■ WORK INSTRUCTIONS ■
Find the string "Volume" in the data, then copy every line where it is found.

■ MATERIAL FOR THIS EXERCISE ■

|---|

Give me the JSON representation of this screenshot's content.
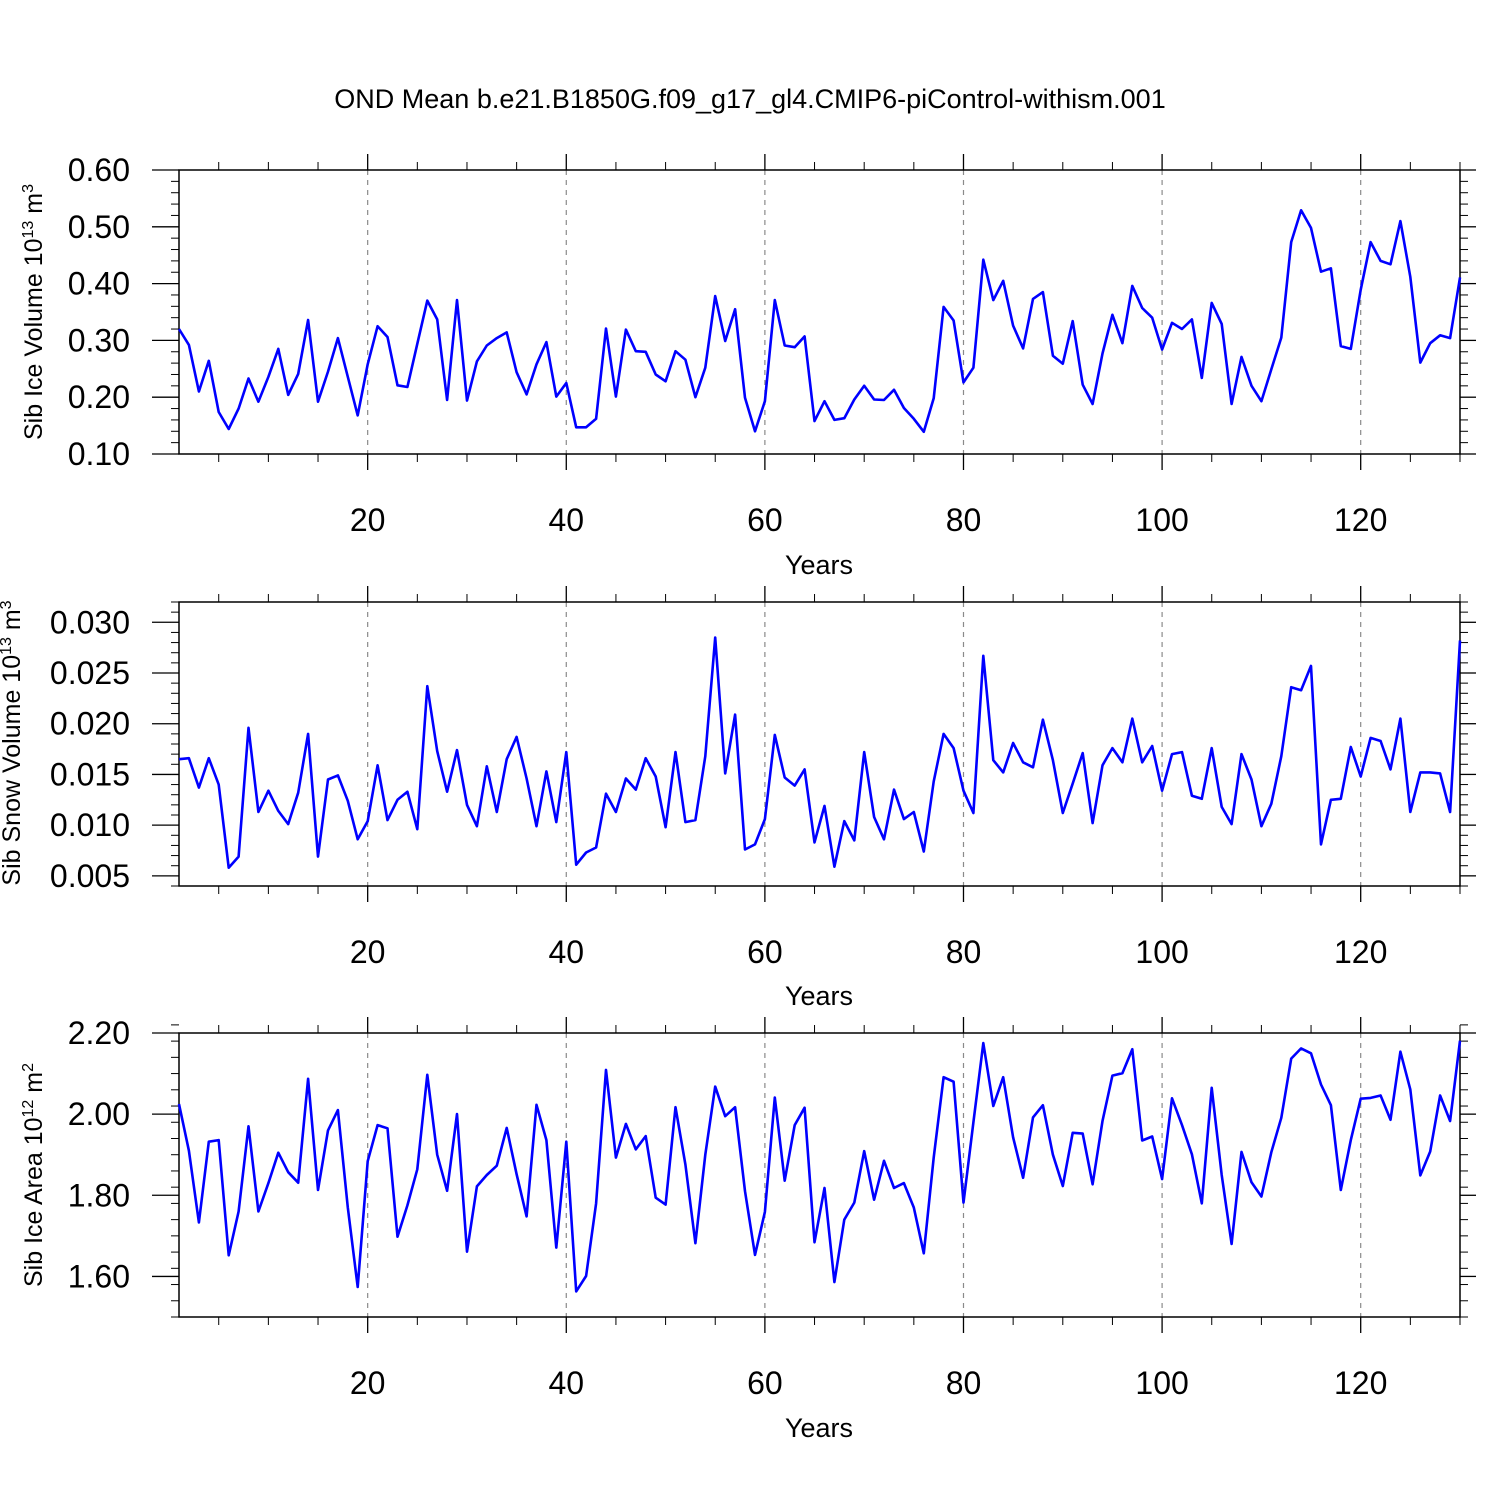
{
  "figure": {
    "title": "OND Mean b.e21.B1850G.f09_g17_gl4.CMIP6-piControl-withism.001",
    "line_color": "#0000ff"
  },
  "chart_data": [
    {
      "type": "line",
      "xlabel": "Years",
      "ylabel_main": "Sib Ice Volume 10",
      "ylabel_exp": "13",
      "ylabel_unit": " m",
      "ylabel_unit_exp": "3",
      "xlim": [
        1,
        130
      ],
      "ylim": [
        0.1,
        0.6
      ],
      "xticks": [
        20,
        40,
        60,
        80,
        100,
        120
      ],
      "yticks": [
        0.1,
        0.2,
        0.3,
        0.4,
        0.5,
        0.6
      ],
      "yticklabels": [
        "0.10",
        "0.20",
        "0.30",
        "0.40",
        "0.50",
        "0.60"
      ],
      "xgrid": true,
      "values": [
        0.32,
        0.292,
        0.21,
        0.264,
        0.174,
        0.144,
        0.18,
        0.233,
        0.192,
        0.236,
        0.285,
        0.204,
        0.241,
        0.336,
        0.192,
        0.245,
        0.304,
        0.236,
        0.168,
        0.258,
        0.325,
        0.306,
        0.221,
        0.218,
        0.294,
        0.37,
        0.337,
        0.195,
        0.371,
        0.194,
        0.263,
        0.291,
        0.304,
        0.314,
        0.244,
        0.205,
        0.258,
        0.297,
        0.201,
        0.225,
        0.147,
        0.147,
        0.162,
        0.321,
        0.201,
        0.319,
        0.281,
        0.28,
        0.24,
        0.228,
        0.281,
        0.266,
        0.2,
        0.252,
        0.378,
        0.299,
        0.355,
        0.199,
        0.14,
        0.193,
        0.371,
        0.291,
        0.288,
        0.307,
        0.158,
        0.193,
        0.16,
        0.163,
        0.196,
        0.22,
        0.196,
        0.195,
        0.213,
        0.181,
        0.162,
        0.139,
        0.198,
        0.359,
        0.335,
        0.226,
        0.252,
        0.442,
        0.371,
        0.405,
        0.326,
        0.286,
        0.373,
        0.385,
        0.273,
        0.259,
        0.334,
        0.222,
        0.188,
        0.277,
        0.345,
        0.295,
        0.396,
        0.357,
        0.34,
        0.284,
        0.331,
        0.32,
        0.337,
        0.234,
        0.366,
        0.329,
        0.188,
        0.271,
        0.22,
        0.193,
        0.249,
        0.305,
        0.473,
        0.529,
        0.498,
        0.421,
        0.427,
        0.29,
        0.285,
        0.389,
        0.473,
        0.44,
        0.434,
        0.51,
        0.412,
        0.261,
        0.295,
        0.309,
        0.304,
        0.411
      ]
    },
    {
      "type": "line",
      "xlabel": "Years",
      "ylabel_main": "Sib Snow Volume 10",
      "ylabel_exp": "13",
      "ylabel_unit": " m",
      "ylabel_unit_exp": "3",
      "xlim": [
        1,
        130
      ],
      "ylim": [
        0.004,
        0.032
      ],
      "xticks": [
        20,
        40,
        60,
        80,
        100,
        120
      ],
      "yticks": [
        0.005,
        0.01,
        0.015,
        0.02,
        0.025,
        0.03
      ],
      "yticklabels": [
        "0.005",
        "0.010",
        "0.015",
        "0.020",
        "0.025",
        "0.030"
      ],
      "xgrid": true,
      "values": [
        0.0165,
        0.0166,
        0.0137,
        0.0166,
        0.014,
        0.0058,
        0.0069,
        0.0196,
        0.0113,
        0.0134,
        0.0114,
        0.0101,
        0.0132,
        0.019,
        0.0069,
        0.0145,
        0.0149,
        0.0124,
        0.0086,
        0.0104,
        0.0159,
        0.0105,
        0.0125,
        0.0133,
        0.0096,
        0.0237,
        0.0173,
        0.0133,
        0.0174,
        0.012,
        0.0099,
        0.0158,
        0.0113,
        0.0165,
        0.0187,
        0.0146,
        0.0099,
        0.0153,
        0.0103,
        0.0172,
        0.0061,
        0.0073,
        0.0078,
        0.0131,
        0.0113,
        0.0146,
        0.0135,
        0.0166,
        0.0148,
        0.0098,
        0.0172,
        0.0103,
        0.0105,
        0.0168,
        0.0285,
        0.0151,
        0.0209,
        0.0076,
        0.0081,
        0.0106,
        0.0189,
        0.0147,
        0.0139,
        0.0155,
        0.0083,
        0.0119,
        0.0059,
        0.0104,
        0.0085,
        0.0172,
        0.0108,
        0.0086,
        0.0135,
        0.0106,
        0.0113,
        0.0074,
        0.0143,
        0.019,
        0.0176,
        0.0134,
        0.0112,
        0.0267,
        0.0164,
        0.0152,
        0.0181,
        0.0162,
        0.0157,
        0.0204,
        0.0164,
        0.0112,
        0.0141,
        0.0171,
        0.0102,
        0.0159,
        0.0176,
        0.0162,
        0.0205,
        0.0162,
        0.0178,
        0.0134,
        0.017,
        0.0172,
        0.0129,
        0.0126,
        0.0176,
        0.0118,
        0.0101,
        0.017,
        0.0145,
        0.0099,
        0.0121,
        0.0168,
        0.0236,
        0.0233,
        0.0257,
        0.0081,
        0.0125,
        0.0126,
        0.0177,
        0.0148,
        0.0186,
        0.0183,
        0.0155,
        0.0205,
        0.0113,
        0.0152,
        0.0152,
        0.0151,
        0.0113,
        0.0282
      ]
    },
    {
      "type": "line",
      "xlabel": "Years",
      "ylabel_main": "Sib Ice Area 10",
      "ylabel_exp": "12",
      "ylabel_unit": " m",
      "ylabel_unit_exp": "2",
      "xlim": [
        1,
        130
      ],
      "ylim": [
        1.5,
        2.2
      ],
      "xticks": [
        20,
        40,
        60,
        80,
        100,
        120
      ],
      "yticks": [
        1.6,
        1.8,
        2.0,
        2.2
      ],
      "yticklabels": [
        "1.60",
        "1.80",
        "2.00",
        "2.20"
      ],
      "xgrid": true,
      "values": [
        2.025,
        1.91,
        1.733,
        1.932,
        1.936,
        1.652,
        1.76,
        1.97,
        1.76,
        1.83,
        1.905,
        1.857,
        1.831,
        2.087,
        1.813,
        1.96,
        2.01,
        1.77,
        1.574,
        1.884,
        1.973,
        1.965,
        1.698,
        1.775,
        1.864,
        2.097,
        1.9,
        1.811,
        2.0,
        1.661,
        1.822,
        1.85,
        1.873,
        1.966,
        1.852,
        1.748,
        2.023,
        1.936,
        1.671,
        1.932,
        1.563,
        1.601,
        1.78,
        2.109,
        1.893,
        1.976,
        1.913,
        1.946,
        1.794,
        1.777,
        2.017,
        1.876,
        1.682,
        1.9,
        2.068,
        1.995,
        2.017,
        1.81,
        1.653,
        1.759,
        2.041,
        1.836,
        1.973,
        2.016,
        1.684,
        1.818,
        1.586,
        1.74,
        1.782,
        1.909,
        1.789,
        1.885,
        1.818,
        1.83,
        1.77,
        1.657,
        1.893,
        2.091,
        2.08,
        1.782,
        1.98,
        2.175,
        2.02,
        2.091,
        1.943,
        1.843,
        1.992,
        2.022,
        1.9,
        1.823,
        1.954,
        1.952,
        1.827,
        1.983,
        2.095,
        2.101,
        2.16,
        1.935,
        1.945,
        1.84,
        2.039,
        1.973,
        1.901,
        1.78,
        2.065,
        1.85,
        1.68,
        1.907,
        1.832,
        1.797,
        1.906,
        1.991,
        2.137,
        2.162,
        2.15,
        2.073,
        2.022,
        1.813,
        1.936,
        2.038,
        2.04,
        2.046,
        1.986,
        2.154,
        2.061,
        1.849,
        1.908,
        2.046,
        1.983,
        2.181
      ]
    }
  ]
}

|---|

■ TASK RESPONSE ■
      "ylabel_main": "Sib Ice Volume 10",
      "ylabel_main": "Sib Snow Volume 10",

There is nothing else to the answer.